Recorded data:
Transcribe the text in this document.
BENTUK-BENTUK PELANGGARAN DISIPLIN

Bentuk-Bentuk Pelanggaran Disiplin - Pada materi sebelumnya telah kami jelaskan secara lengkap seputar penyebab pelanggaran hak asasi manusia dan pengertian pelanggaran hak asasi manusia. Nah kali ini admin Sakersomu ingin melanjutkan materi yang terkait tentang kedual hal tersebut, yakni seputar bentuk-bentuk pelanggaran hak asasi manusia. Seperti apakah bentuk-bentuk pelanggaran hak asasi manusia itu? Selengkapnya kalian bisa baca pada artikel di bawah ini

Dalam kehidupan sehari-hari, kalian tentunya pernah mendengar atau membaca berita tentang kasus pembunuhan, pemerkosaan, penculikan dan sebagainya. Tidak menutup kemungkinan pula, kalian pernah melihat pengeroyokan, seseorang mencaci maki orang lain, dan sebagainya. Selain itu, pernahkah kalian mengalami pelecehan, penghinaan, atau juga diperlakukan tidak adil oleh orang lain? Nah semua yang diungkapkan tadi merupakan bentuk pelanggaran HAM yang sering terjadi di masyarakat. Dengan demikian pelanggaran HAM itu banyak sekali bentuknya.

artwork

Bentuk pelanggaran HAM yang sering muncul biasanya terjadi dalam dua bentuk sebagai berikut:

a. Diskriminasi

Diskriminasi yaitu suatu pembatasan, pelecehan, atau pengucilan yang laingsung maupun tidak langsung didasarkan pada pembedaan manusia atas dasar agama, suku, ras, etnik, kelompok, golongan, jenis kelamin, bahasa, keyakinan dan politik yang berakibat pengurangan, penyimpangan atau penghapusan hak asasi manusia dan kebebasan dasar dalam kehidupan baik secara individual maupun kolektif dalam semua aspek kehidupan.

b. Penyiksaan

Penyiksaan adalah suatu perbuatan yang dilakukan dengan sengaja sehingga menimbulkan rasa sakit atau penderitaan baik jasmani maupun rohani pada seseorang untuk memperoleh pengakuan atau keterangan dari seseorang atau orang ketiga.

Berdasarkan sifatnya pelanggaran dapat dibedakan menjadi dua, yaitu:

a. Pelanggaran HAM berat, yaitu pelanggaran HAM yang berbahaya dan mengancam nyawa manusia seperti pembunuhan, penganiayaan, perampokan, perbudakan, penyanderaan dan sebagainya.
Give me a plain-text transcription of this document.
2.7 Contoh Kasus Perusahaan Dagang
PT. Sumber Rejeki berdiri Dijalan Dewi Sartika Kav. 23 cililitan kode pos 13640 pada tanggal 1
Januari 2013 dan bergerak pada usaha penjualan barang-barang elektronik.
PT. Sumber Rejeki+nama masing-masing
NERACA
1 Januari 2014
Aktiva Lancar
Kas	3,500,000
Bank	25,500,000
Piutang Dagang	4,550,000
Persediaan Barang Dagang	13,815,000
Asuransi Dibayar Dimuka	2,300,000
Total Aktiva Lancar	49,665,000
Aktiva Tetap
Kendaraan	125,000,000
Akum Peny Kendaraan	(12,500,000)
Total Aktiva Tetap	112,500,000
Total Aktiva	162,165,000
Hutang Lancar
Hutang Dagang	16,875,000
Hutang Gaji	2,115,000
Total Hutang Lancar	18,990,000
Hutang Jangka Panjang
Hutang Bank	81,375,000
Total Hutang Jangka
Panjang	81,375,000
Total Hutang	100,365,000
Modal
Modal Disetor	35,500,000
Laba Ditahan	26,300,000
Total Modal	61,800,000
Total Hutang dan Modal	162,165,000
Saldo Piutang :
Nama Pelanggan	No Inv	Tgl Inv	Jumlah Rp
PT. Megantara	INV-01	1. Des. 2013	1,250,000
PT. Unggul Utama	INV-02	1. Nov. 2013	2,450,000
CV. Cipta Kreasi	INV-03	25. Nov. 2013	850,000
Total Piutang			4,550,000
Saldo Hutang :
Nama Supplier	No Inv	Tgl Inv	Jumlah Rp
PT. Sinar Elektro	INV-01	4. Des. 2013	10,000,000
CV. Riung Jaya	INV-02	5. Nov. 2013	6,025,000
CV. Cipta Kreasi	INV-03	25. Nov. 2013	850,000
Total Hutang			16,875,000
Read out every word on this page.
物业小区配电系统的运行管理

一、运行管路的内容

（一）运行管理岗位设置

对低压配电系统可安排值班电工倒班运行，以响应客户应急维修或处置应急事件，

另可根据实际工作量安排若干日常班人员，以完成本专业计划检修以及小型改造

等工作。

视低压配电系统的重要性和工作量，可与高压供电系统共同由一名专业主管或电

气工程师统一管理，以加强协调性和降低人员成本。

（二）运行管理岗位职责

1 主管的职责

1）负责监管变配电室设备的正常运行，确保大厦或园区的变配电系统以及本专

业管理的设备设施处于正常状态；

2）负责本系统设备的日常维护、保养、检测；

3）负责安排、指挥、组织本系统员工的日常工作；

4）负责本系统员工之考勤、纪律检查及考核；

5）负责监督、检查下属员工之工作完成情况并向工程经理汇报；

Task brief:
Type out the full listing again, exactly as given.

Result of this exercise:
Transcribe the text in this document.
BENTUK-BENTUK PELANGGARAN DISIPLIN

Bentuk-Bentuk Pelanggaran Disiplin - Pada materi sebelumnya telah kami jelaskan secara lengkap seputar penyebab pelanggaran hak asasi manusia dan pengertian pelanggaran hak asasi manusia. Nah kali ini admin Sakersomu ingin melanjutkan materi yang terkait tentang kedual hal tersebut, yakni seputar bentuk-bentuk pelanggaran hak asasi manusia. Seperti apakah bentuk-bentuk pelanggaran hak asasi manusia itu? Selengkapnya kalian bisa baca pada artikel di bawah ini

Dalam kehidupan sehari-hari, kalian tentunya pernah mendengar atau membaca berita tentang kasus pembunuhan, pemerkosaan, penculikan dan sebagainya. Tidak menutup kemungkinan pula, kalian pernah melihat pengeroyokan, seseorang mencaci maki orang lain, dan sebagainya. Selain itu, pernahkah kalian mengalami pelecehan, penghinaan, atau juga diperlakukan tidak adil oleh orang lain? Nah semua yang diungkapkan tadi merupakan bentuk pelanggaran HAM yang sering terjadi di masyarakat. Dengan demikian pelanggaran HAM itu banyak sekali bentuknya.

artwork

Bentuk pelanggaran HAM yang sering muncul biasanya terjadi dalam dua bentuk sebagai berikut:

a. Diskriminasi

Diskriminasi yaitu suatu pembatasan, pelecehan, atau pengucilan yang laingsung maupun tidak langsung didasarkan pada pembedaan manusia atas dasar agama, suku, ras, etnik, kelompok, golongan, jenis kelamin, bahasa, keyakinan dan politik yang berakibat pengurangan, penyimpangan atau penghapusan hak asasi manusia dan kebebasan dasar dalam kehidupan baik secara individual maupun kolektif dalam semua aspek kehidupan.

b. Penyiksaan

Penyiksaan adalah suatu perbuatan yang dilakukan dengan sengaja sehingga menimbulkan rasa sakit atau penderitaan baik jasmani maupun rohani pada seseorang untuk memperoleh pengakuan atau keterangan dari seseorang atau orang ketiga.

Berdasarkan sifatnya pelanggaran dapat dibedakan menjadi dua, yaitu:

a. Pelanggaran HAM berat, yaitu pelanggaran HAM yang berbahaya dan mengancam nyawa manusia seperti pembunuhan, penganiayaan, perampokan, perbudakan, penyanderaan dan sebagainya.
Give me a plain-text transcription of this document.
2.7 Contoh Kasus Perusahaan Dagang
PT. Sumber Rejeki berdiri Dijalan Dewi Sartika Kav. 23 cililitan kode pos 13640 pada tanggal 1
Januari 2013 dan bergerak pada usaha penjualan barang-barang elektronik.
PT. Sumber Rejeki+nama masing-masing
NERACA
1 Januari 2014
Aktiva Lancar
Kas	3,500,000
Bank	25,500,000
Piutang Dagang	4,550,000
Persediaan Barang Dagang	13,815,000
Asuransi Dibayar Dimuka	2,300,000
Total Aktiva Lancar	49,665,000
Aktiva Tetap
Kendaraan	125,000,000
Akum Peny Kendaraan	(12,500,000)
Total Aktiva Tetap	112,500,000
Total Aktiva	162,165,000
Hutang Lancar
Hutang Dagang	16,875,000
Hutang Gaji	2,115,000
Total Hutang Lancar	18,990,000
Hutang Jangka Panjang
Hutang Bank	81,375,000
Total Hutang Jangka
Panjang	81,375,000
Total Hutang	100,365,000
Modal
Modal Disetor	35,500,000
Laba Ditahan	26,300,000
Total Modal	61,800,000
Total Hutang dan Modal	162,165,000
Saldo Piutang :
Nama Pelanggan	No Inv	Tgl Inv	Jumlah Rp
PT. Megantara	INV-01	1. Des. 2013	1,250,000
PT. Unggul Utama	INV-02	1. Nov. 2013	2,450,000
CV. Cipta Kreasi	INV-03	25. Nov. 2013	850,000
Total Piutang			4,550,000
Saldo Hutang :
Nama Supplier	No Inv	Tgl Inv	Jumlah Rp
PT. Sinar Elektro	INV-01	4. Des. 2013	10,000,000
CV. Riung Jaya	INV-02	5. Nov. 2013	6,025,000
CV. Cipta Kreasi	INV-03	25. Nov. 2013	850,000
Total Hutang			16,875,000
Read out every word on this page.
物业小区配电系统的运行管理

一、运行管路的内容

（一）运行管理岗位设置

对低压配电系统可安排值班电工倒班运行，以响应客户应急维修或处置应急事件，

另可根据实际工作量安排若干日常班人员，以完成本专业计划检修以及小型改造

等工作。

视低压配电系统的重要性和工作量，可与高压供电系统共同由一名专业主管或电

气工程师统一管理，以加强协调性和降低人员成本。

（二）运行管理岗位职责

1 主管的职责

1）负责监管变配电室设备的正常运行，确保大厦或园区的变配电系统以及本专

业管理的设备设施处于正常状态；

2）负责本系统设备的日常维护、保养、检测；

3）负责安排、指挥、组织本系统员工的日常工作；

4）负责本系统员工之考勤、纪律检查及考核；

5）负责监督、检查下属员工之工作完成情况并向工程经理汇报；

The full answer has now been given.